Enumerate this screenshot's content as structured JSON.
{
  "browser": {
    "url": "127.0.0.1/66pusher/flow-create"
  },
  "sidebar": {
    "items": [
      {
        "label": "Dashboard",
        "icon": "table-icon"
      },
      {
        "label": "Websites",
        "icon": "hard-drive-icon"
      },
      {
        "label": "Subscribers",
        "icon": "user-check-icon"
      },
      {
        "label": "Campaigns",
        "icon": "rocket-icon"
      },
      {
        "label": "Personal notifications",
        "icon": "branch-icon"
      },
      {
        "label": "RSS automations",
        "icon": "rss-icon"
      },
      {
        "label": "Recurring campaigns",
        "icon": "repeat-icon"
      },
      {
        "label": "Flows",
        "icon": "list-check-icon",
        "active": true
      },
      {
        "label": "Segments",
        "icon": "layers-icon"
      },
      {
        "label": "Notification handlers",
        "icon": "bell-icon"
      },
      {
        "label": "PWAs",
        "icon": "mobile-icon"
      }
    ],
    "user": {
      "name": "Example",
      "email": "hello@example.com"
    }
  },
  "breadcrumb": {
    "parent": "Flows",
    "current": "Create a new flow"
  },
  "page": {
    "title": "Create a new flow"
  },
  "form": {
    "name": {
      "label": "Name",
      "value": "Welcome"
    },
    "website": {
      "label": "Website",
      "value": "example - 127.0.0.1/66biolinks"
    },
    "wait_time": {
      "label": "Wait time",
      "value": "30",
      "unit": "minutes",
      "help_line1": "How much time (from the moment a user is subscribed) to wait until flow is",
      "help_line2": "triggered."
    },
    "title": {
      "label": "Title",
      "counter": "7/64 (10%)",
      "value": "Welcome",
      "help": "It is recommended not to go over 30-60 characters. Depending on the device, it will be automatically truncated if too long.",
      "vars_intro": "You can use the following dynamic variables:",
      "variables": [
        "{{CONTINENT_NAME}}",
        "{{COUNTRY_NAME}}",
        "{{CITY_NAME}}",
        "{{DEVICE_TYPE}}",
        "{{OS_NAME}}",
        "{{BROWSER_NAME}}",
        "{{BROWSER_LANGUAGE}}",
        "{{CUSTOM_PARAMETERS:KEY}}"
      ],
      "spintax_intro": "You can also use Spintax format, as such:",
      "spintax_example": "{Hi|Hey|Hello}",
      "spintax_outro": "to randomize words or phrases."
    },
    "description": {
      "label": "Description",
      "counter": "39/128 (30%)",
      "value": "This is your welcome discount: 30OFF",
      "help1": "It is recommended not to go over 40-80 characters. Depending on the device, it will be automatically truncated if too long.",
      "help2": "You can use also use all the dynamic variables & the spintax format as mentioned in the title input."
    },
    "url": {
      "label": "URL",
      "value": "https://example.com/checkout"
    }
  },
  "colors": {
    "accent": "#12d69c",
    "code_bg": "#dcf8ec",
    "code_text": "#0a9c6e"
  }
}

+++

**Given problem**
In the listing, find all lines with the string "Depending" and copy them.

**Expected answer**
      "help": "It is recommended not to go over 30-60 characters. Depending on the device, it will be automatically truncated if too long.",
      "help1": "It is recommended not to go over 40-80 characters. Depending on the device, it will be automatically truncated if too long.",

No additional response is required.